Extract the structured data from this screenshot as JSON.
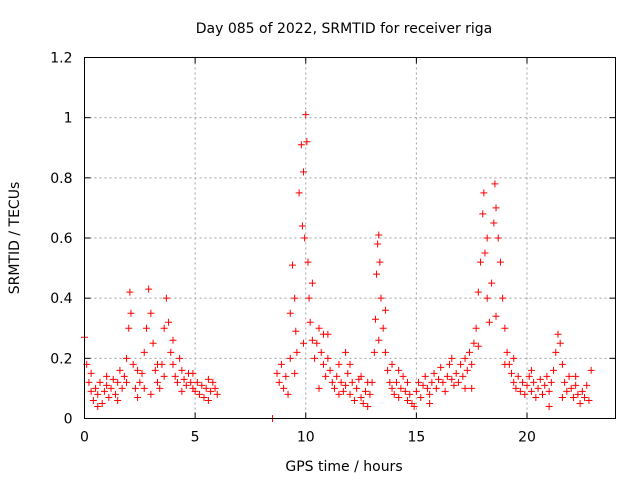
{
  "chart_data": {
    "type": "scatter",
    "title": "Day 085 of 2022, SRMTID for receiver riga",
    "xlabel": "GPS time / hours",
    "ylabel": "SRMTID / TECUs",
    "xlim": [
      0,
      24
    ],
    "ylim": [
      0,
      1.2
    ],
    "xticks": [
      0,
      5,
      10,
      15,
      20
    ],
    "xtick_labels": [
      "0",
      "5",
      "10",
      "15",
      "20"
    ],
    "yticks": [
      0,
      0.2,
      0.4,
      0.6,
      0.8,
      1.0,
      1.2
    ],
    "ytick_labels": [
      "0",
      "0.2",
      "0.4",
      "0.6",
      "0.8",
      "1",
      "1.2"
    ],
    "grid": true,
    "marker": "+",
    "color": "#ff0000",
    "series": [
      {
        "name": "SRMTID",
        "points": [
          [
            0.0,
            0.27
          ],
          [
            0.1,
            0.18
          ],
          [
            0.2,
            0.12
          ],
          [
            0.3,
            0.09
          ],
          [
            0.4,
            0.06
          ],
          [
            0.5,
            0.1
          ],
          [
            0.6,
            0.08
          ],
          [
            0.7,
            0.12
          ],
          [
            0.8,
            0.05
          ],
          [
            0.9,
            0.09
          ],
          [
            1.0,
            0.11
          ],
          [
            1.1,
            0.07
          ],
          [
            1.2,
            0.1
          ],
          [
            1.3,
            0.13
          ],
          [
            1.4,
            0.08
          ],
          [
            1.5,
            0.12
          ],
          [
            1.6,
            0.16
          ],
          [
            1.7,
            0.1
          ],
          [
            1.8,
            0.14
          ],
          [
            1.9,
            0.2
          ],
          [
            2.0,
            0.3
          ],
          [
            2.05,
            0.42
          ],
          [
            2.1,
            0.35
          ],
          [
            2.2,
            0.18
          ],
          [
            2.3,
            0.1
          ],
          [
            2.4,
            0.07
          ],
          [
            2.5,
            0.12
          ],
          [
            2.6,
            0.15
          ],
          [
            2.7,
            0.22
          ],
          [
            2.8,
            0.3
          ],
          [
            2.9,
            0.43
          ],
          [
            3.0,
            0.35
          ],
          [
            3.1,
            0.25
          ],
          [
            3.2,
            0.16
          ],
          [
            3.3,
            0.12
          ],
          [
            3.4,
            0.1
          ],
          [
            3.5,
            0.18
          ],
          [
            3.6,
            0.3
          ],
          [
            3.7,
            0.4
          ],
          [
            3.8,
            0.32
          ],
          [
            3.9,
            0.22
          ],
          [
            4.0,
            0.18
          ],
          [
            4.1,
            0.14
          ],
          [
            4.2,
            0.12
          ],
          [
            4.3,
            0.2
          ],
          [
            4.4,
            0.16
          ],
          [
            4.5,
            0.13
          ],
          [
            4.6,
            0.11
          ],
          [
            4.7,
            0.15
          ],
          [
            4.8,
            0.12
          ],
          [
            4.9,
            0.1
          ],
          [
            5.0,
            0.09
          ],
          [
            5.1,
            0.12
          ],
          [
            5.2,
            0.08
          ],
          [
            5.3,
            0.11
          ],
          [
            5.4,
            0.07
          ],
          [
            5.5,
            0.1
          ],
          [
            5.6,
            0.13
          ],
          [
            5.7,
            0.09
          ],
          [
            5.8,
            0.12
          ],
          [
            5.9,
            0.1
          ],
          [
            6.0,
            0.08
          ],
          [
            0.3,
            0.15
          ],
          [
            0.6,
            0.04
          ],
          [
            1.0,
            0.14
          ],
          [
            1.5,
            0.06
          ],
          [
            2.4,
            0.16
          ],
          [
            3.0,
            0.08
          ],
          [
            3.6,
            0.14
          ],
          [
            4.4,
            0.09
          ],
          [
            4.9,
            0.15
          ],
          [
            5.6,
            0.06
          ],
          [
            1.9,
            0.12
          ],
          [
            2.7,
            0.1
          ],
          [
            3.3,
            0.18
          ],
          [
            4.0,
            0.26
          ],
          [
            8.5,
            0.0
          ],
          [
            8.7,
            0.15
          ],
          [
            8.8,
            0.12
          ],
          [
            8.9,
            0.18
          ],
          [
            9.0,
            0.1
          ],
          [
            9.1,
            0.14
          ],
          [
            9.2,
            0.08
          ],
          [
            9.3,
            0.2
          ],
          [
            9.4,
            0.51
          ],
          [
            9.5,
            0.4
          ],
          [
            9.55,
            0.29
          ],
          [
            9.6,
            0.22
          ],
          [
            9.7,
            0.75
          ],
          [
            9.8,
            0.91
          ],
          [
            9.85,
            0.64
          ],
          [
            9.9,
            0.82
          ],
          [
            9.95,
            0.6
          ],
          [
            10.0,
            1.01
          ],
          [
            10.05,
            0.92
          ],
          [
            10.1,
            0.52
          ],
          [
            10.15,
            0.4
          ],
          [
            10.2,
            0.32
          ],
          [
            10.3,
            0.26
          ],
          [
            10.4,
            0.2
          ],
          [
            10.5,
            0.25
          ],
          [
            10.6,
            0.3
          ],
          [
            10.7,
            0.22
          ],
          [
            10.8,
            0.18
          ],
          [
            10.9,
            0.14
          ],
          [
            11.0,
            0.2
          ],
          [
            11.1,
            0.16
          ],
          [
            11.2,
            0.12
          ],
          [
            11.3,
            0.1
          ],
          [
            11.4,
            0.14
          ],
          [
            11.5,
            0.18
          ],
          [
            11.6,
            0.12
          ],
          [
            11.7,
            0.09
          ],
          [
            11.8,
            0.11
          ],
          [
            11.9,
            0.15
          ],
          [
            12.0,
            0.08
          ],
          [
            12.1,
            0.12
          ],
          [
            12.2,
            0.06
          ],
          [
            12.3,
            0.1
          ],
          [
            12.4,
            0.13
          ],
          [
            12.5,
            0.07
          ],
          [
            12.6,
            0.05
          ],
          [
            12.7,
            0.09
          ],
          [
            12.8,
            0.04
          ],
          [
            12.9,
            0.08
          ],
          [
            13.0,
            0.12
          ],
          [
            13.1,
            0.22
          ],
          [
            13.15,
            0.33
          ],
          [
            13.2,
            0.48
          ],
          [
            13.25,
            0.58
          ],
          [
            13.3,
            0.61
          ],
          [
            13.35,
            0.52
          ],
          [
            13.4,
            0.4
          ],
          [
            13.5,
            0.3
          ],
          [
            13.6,
            0.22
          ],
          [
            13.7,
            0.16
          ],
          [
            13.8,
            0.12
          ],
          [
            13.9,
            0.1
          ],
          [
            14.0,
            0.08
          ],
          [
            14.1,
            0.12
          ],
          [
            14.2,
            0.07
          ],
          [
            14.3,
            0.1
          ],
          [
            14.4,
            0.14
          ],
          [
            14.5,
            0.09
          ],
          [
            14.6,
            0.12
          ],
          [
            14.7,
            0.08
          ],
          [
            14.8,
            0.05
          ],
          [
            14.9,
            0.04
          ],
          [
            15.0,
            0.09
          ],
          [
            15.1,
            0.12
          ],
          [
            15.2,
            0.07
          ],
          [
            15.3,
            0.11
          ],
          [
            15.4,
            0.14
          ],
          [
            15.5,
            0.1
          ],
          [
            15.6,
            0.08
          ],
          [
            15.7,
            0.12
          ],
          [
            15.8,
            0.15
          ],
          [
            15.9,
            0.1
          ],
          [
            16.0,
            0.13
          ],
          [
            16.1,
            0.17
          ],
          [
            16.2,
            0.12
          ],
          [
            16.3,
            0.09
          ],
          [
            16.4,
            0.14
          ],
          [
            16.5,
            0.18
          ],
          [
            16.6,
            0.13
          ],
          [
            16.7,
            0.11
          ],
          [
            16.8,
            0.15
          ],
          [
            16.9,
            0.12
          ],
          [
            17.0,
            0.18
          ],
          [
            17.1,
            0.14
          ],
          [
            17.2,
            0.2
          ],
          [
            17.3,
            0.16
          ],
          [
            17.4,
            0.22
          ],
          [
            17.5,
            0.18
          ],
          [
            17.6,
            0.25
          ],
          [
            17.7,
            0.3
          ],
          [
            17.8,
            0.42
          ],
          [
            17.9,
            0.52
          ],
          [
            18.0,
            0.68
          ],
          [
            18.05,
            0.75
          ],
          [
            18.1,
            0.55
          ],
          [
            18.2,
            0.4
          ],
          [
            18.3,
            0.32
          ],
          [
            18.4,
            0.45
          ],
          [
            18.5,
            0.65
          ],
          [
            18.55,
            0.78
          ],
          [
            18.6,
            0.7
          ],
          [
            18.7,
            0.6
          ],
          [
            18.8,
            0.52
          ],
          [
            18.9,
            0.4
          ],
          [
            19.0,
            0.3
          ],
          [
            19.1,
            0.22
          ],
          [
            19.2,
            0.18
          ],
          [
            19.3,
            0.15
          ],
          [
            19.4,
            0.12
          ],
          [
            19.5,
            0.1
          ],
          [
            19.6,
            0.14
          ],
          [
            19.7,
            0.09
          ],
          [
            19.8,
            0.12
          ],
          [
            19.9,
            0.08
          ],
          [
            20.0,
            0.11
          ],
          [
            20.1,
            0.14
          ],
          [
            20.2,
            0.09
          ],
          [
            20.3,
            0.12
          ],
          [
            20.4,
            0.07
          ],
          [
            20.5,
            0.1
          ],
          [
            20.6,
            0.13
          ],
          [
            20.7,
            0.08
          ],
          [
            20.8,
            0.11
          ],
          [
            20.9,
            0.14
          ],
          [
            21.0,
            0.09
          ],
          [
            21.1,
            0.12
          ],
          [
            21.2,
            0.16
          ],
          [
            21.3,
            0.22
          ],
          [
            21.4,
            0.28
          ],
          [
            21.5,
            0.25
          ],
          [
            21.6,
            0.18
          ],
          [
            21.7,
            0.12
          ],
          [
            21.8,
            0.09
          ],
          [
            21.9,
            0.14
          ],
          [
            22.0,
            0.1
          ],
          [
            22.1,
            0.07
          ],
          [
            22.2,
            0.11
          ],
          [
            22.3,
            0.08
          ],
          [
            22.4,
            0.05
          ],
          [
            22.5,
            0.09
          ],
          [
            22.6,
            0.07
          ],
          [
            22.7,
            0.11
          ],
          [
            22.8,
            0.06
          ],
          [
            22.9,
            0.16
          ],
          [
            9.3,
            0.35
          ],
          [
            9.5,
            0.15
          ],
          [
            9.9,
            0.25
          ],
          [
            10.3,
            0.45
          ],
          [
            10.6,
            0.1
          ],
          [
            11.0,
            0.28
          ],
          [
            11.5,
            0.08
          ],
          [
            12.0,
            0.18
          ],
          [
            12.5,
            0.14
          ],
          [
            13.3,
            0.26
          ],
          [
            13.6,
            0.36
          ],
          [
            14.2,
            0.16
          ],
          [
            15.6,
            0.05
          ],
          [
            16.6,
            0.2
          ],
          [
            17.2,
            0.1
          ],
          [
            17.8,
            0.24
          ],
          [
            18.2,
            0.6
          ],
          [
            18.6,
            0.34
          ],
          [
            19.0,
            0.18
          ],
          [
            19.4,
            0.2
          ],
          [
            20.2,
            0.16
          ],
          [
            21.0,
            0.04
          ],
          [
            21.6,
            0.07
          ],
          [
            22.2,
            0.14
          ],
          [
            11.8,
            0.22
          ],
          [
            12.8,
            0.12
          ],
          [
            13.9,
            0.18
          ],
          [
            14.6,
            0.06
          ],
          [
            10.8,
            0.28
          ],
          [
            17.5,
            0.1
          ]
        ]
      }
    ]
  }
}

STATED TASK:
Find every line in the entries that includes the word "SRMTID", then state how many there are and nothing else.

ANSWER BELOW:
3